___ INPUT FOR THIS TASK ___
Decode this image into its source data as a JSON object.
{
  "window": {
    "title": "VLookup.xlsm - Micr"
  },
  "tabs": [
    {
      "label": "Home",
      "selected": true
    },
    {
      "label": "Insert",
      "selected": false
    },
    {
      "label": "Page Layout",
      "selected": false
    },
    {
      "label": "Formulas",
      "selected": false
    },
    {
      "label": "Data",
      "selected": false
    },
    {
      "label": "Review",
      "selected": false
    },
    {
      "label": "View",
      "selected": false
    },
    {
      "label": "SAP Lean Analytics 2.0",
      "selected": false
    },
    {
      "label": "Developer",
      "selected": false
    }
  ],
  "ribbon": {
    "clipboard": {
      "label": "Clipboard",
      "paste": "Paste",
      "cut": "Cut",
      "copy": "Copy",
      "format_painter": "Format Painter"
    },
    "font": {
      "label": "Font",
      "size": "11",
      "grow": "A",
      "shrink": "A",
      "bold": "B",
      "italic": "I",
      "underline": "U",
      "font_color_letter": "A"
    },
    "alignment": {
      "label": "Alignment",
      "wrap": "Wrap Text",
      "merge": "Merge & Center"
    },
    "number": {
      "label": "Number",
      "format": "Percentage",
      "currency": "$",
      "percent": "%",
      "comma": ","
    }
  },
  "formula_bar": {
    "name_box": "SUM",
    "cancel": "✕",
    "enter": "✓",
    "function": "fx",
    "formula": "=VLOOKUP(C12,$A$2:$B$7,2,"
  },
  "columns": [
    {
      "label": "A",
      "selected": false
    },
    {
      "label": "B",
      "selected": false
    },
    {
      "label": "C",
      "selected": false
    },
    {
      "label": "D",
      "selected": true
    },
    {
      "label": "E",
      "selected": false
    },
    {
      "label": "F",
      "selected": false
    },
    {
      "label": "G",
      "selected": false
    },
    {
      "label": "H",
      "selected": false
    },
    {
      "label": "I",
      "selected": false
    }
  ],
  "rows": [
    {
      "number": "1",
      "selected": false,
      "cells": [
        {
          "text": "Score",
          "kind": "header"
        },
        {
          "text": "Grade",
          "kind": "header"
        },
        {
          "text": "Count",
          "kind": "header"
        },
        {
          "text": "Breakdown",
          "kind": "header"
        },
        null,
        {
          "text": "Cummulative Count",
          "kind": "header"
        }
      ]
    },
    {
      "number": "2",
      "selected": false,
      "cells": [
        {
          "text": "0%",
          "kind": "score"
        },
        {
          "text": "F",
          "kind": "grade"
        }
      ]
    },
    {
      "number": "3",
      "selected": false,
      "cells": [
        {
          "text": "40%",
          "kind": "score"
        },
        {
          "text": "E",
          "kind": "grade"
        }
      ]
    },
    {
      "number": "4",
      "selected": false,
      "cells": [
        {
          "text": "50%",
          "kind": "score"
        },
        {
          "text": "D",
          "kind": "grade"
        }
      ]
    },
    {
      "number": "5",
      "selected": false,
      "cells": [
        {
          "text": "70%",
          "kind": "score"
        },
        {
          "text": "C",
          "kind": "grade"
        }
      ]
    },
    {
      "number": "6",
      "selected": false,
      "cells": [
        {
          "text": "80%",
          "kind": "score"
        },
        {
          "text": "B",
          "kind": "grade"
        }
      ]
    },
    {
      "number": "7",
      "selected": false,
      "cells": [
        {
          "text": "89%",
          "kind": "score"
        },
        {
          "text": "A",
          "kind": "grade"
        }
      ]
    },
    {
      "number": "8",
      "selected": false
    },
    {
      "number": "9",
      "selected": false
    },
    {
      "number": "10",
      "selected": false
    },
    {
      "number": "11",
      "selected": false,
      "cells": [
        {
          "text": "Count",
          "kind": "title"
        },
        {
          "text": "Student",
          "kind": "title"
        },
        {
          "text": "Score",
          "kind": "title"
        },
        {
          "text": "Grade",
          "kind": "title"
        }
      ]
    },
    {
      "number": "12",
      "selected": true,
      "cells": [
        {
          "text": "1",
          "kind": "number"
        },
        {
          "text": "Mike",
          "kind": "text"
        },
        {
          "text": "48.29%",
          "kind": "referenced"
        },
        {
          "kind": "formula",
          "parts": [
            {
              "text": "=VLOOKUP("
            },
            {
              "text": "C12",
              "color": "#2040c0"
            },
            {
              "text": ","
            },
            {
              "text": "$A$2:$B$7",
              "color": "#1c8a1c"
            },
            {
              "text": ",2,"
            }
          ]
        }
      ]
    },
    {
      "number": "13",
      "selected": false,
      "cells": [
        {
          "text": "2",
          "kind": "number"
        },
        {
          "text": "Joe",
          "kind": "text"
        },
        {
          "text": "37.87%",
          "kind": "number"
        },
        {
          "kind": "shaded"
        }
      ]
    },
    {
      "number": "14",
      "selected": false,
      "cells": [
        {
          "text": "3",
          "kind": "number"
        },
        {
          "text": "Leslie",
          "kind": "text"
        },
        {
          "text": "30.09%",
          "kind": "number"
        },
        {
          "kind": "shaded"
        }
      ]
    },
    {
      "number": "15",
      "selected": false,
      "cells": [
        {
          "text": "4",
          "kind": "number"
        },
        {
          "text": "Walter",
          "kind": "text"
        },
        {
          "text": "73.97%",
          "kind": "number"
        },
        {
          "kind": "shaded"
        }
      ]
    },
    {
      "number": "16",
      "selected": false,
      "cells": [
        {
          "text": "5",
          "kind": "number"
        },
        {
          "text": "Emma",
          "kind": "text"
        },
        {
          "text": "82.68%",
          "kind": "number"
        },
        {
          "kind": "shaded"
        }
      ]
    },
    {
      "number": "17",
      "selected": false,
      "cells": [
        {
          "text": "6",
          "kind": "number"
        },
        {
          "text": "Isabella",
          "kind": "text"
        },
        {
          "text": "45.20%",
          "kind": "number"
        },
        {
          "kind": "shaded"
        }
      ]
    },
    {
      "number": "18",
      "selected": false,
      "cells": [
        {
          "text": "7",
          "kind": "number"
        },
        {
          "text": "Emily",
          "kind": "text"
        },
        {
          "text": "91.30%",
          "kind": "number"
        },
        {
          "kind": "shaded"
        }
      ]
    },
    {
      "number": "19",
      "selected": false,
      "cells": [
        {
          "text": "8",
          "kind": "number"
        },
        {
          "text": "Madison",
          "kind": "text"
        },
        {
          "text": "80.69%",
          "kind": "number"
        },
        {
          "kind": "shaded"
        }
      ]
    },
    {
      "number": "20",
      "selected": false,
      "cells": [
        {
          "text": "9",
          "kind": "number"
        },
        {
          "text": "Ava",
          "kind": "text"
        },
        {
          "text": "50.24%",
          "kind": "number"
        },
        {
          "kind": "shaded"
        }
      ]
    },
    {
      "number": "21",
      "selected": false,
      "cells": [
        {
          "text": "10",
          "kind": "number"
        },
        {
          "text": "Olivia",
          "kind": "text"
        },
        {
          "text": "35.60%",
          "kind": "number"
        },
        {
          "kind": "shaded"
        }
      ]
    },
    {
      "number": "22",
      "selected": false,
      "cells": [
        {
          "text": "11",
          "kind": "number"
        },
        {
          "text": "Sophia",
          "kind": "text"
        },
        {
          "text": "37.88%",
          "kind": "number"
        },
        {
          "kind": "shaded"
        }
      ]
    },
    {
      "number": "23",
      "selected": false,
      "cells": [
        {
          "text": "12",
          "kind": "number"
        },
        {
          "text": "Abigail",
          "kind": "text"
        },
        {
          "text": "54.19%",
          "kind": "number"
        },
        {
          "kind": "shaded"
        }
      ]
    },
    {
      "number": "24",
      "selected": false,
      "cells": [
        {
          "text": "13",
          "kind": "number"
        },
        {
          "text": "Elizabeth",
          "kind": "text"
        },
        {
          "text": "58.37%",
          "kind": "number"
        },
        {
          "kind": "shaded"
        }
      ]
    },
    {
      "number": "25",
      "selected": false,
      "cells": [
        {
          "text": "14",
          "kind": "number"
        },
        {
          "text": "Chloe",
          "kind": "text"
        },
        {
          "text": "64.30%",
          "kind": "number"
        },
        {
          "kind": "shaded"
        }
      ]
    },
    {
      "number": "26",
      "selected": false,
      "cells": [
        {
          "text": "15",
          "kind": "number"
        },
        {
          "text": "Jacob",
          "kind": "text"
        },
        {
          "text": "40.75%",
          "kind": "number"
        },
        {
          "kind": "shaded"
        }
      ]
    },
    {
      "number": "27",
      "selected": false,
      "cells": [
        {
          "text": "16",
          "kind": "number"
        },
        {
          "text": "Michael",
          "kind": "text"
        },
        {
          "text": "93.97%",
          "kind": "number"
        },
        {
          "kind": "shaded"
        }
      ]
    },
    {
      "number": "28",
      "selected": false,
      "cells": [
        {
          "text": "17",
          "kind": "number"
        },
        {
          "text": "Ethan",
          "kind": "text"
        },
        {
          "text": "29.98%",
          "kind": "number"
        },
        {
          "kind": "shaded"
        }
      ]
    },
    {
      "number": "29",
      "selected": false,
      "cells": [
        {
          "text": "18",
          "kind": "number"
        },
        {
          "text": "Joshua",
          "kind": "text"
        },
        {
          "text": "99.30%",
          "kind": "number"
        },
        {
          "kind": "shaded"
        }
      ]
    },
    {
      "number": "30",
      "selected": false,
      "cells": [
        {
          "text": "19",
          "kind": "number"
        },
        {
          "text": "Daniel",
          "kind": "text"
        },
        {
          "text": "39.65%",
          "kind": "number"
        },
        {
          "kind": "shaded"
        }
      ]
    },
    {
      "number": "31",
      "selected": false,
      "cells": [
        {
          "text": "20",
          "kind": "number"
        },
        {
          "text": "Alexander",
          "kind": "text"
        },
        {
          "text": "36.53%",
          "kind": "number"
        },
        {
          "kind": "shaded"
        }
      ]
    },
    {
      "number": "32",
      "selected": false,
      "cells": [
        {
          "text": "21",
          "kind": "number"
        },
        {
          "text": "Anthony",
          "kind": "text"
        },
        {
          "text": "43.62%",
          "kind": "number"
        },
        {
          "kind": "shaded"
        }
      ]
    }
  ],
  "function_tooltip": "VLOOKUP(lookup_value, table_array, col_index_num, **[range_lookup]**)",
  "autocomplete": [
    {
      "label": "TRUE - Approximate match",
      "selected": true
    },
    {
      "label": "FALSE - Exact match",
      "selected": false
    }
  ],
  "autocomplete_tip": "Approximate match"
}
___
WORK REQUIRED: Extract each line holding the string "Approximate".

WRITTEN RESPONSE:
      "label": "TRUE - Approximate match",
  "autocomplete_tip": "Approximate match"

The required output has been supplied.